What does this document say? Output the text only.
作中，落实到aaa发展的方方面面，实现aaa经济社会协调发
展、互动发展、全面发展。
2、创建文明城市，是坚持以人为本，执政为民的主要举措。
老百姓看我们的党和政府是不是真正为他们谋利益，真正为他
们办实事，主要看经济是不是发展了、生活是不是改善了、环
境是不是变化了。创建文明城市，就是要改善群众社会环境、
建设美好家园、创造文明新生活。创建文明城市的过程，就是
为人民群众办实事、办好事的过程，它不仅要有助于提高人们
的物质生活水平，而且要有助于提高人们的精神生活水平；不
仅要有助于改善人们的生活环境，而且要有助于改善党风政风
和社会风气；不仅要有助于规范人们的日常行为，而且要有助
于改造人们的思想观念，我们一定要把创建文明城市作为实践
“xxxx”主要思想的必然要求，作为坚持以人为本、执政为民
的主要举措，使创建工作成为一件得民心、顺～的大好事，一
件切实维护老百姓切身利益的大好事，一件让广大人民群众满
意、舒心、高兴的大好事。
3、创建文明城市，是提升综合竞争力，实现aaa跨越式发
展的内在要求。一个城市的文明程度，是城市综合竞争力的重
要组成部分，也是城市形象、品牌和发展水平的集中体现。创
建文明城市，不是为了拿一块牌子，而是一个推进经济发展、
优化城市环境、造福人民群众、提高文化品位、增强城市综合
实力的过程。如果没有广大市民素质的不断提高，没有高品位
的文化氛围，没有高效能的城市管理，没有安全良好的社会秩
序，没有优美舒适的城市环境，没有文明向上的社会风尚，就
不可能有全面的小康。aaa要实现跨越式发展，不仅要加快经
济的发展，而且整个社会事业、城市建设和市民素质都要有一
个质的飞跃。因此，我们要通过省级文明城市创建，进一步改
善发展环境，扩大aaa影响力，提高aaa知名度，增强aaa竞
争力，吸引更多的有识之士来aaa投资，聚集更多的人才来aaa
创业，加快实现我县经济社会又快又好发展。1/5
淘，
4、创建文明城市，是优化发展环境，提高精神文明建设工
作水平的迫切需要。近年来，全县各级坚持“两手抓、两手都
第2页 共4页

_Short problem_:
Return every line of the material exactly.

_Result_:
What does this document say? Output the text only.
作中，落实到aaa发展的方方面面，实现aaa经济社会协调发
展、互动发展、全面发展。
2、创建文明城市，是坚持以人为本，执政为民的主要举措。
老百姓看我们的党和政府是不是真正为他们谋利益，真正为他
们办实事，主要看经济是不是发展了、生活是不是改善了、环
境是不是变化了。创建文明城市，就是要改善群众社会环境、
建设美好家园、创造文明新生活。创建文明城市的过程，就是
为人民群众办实事、办好事的过程，它不仅要有助于提高人们
的物质生活水平，而且要有助于提高人们的精神生活水平；不
仅要有助于改善人们的生活环境，而且要有助于改善党风政风
和社会风气；不仅要有助于规范人们的日常行为，而且要有助
于改造人们的思想观念，我们一定要把创建文明城市作为实践
“xxxx”主要思想的必然要求，作为坚持以人为本、执政为民
的主要举措，使创建工作成为一件得民心、顺～的大好事，一
件切实维护老百姓切身利益的大好事，一件让广大人民群众满
意、舒心、高兴的大好事。
3、创建文明城市，是提升综合竞争力，实现aaa跨越式发
展的内在要求。一个城市的文明程度，是城市综合竞争力的重
要组成部分，也是城市形象、品牌和发展水平的集中体现。创
建文明城市，不是为了拿一块牌子，而是一个推进经济发展、
优化城市环境、造福人民群众、提高文化品位、增强城市综合
实力的过程。如果没有广大市民素质的不断提高，没有高品位
的文化氛围，没有高效能的城市管理，没有安全良好的社会秩
序，没有优美舒适的城市环境，没有文明向上的社会风尚，就
不可能有全面的小康。aaa要实现跨越式发展，不仅要加快经
济的发展，而且整个社会事业、城市建设和市民素质都要有一
个质的飞跃。因此，我们要通过省级文明城市创建，进一步改
善发展环境，扩大aaa影响力，提高aaa知名度，增强aaa竞
争力，吸引更多的有识之士来aaa投资，聚集更多的人才来aaa
创业，加快实现我县经济社会又快又好发展。1/5
淘，
4、创建文明城市，是优化发展环境，提高精神文明建设工
作水平的迫切需要。近年来，全县各级坚持“两手抓、两手都
第2页 共4页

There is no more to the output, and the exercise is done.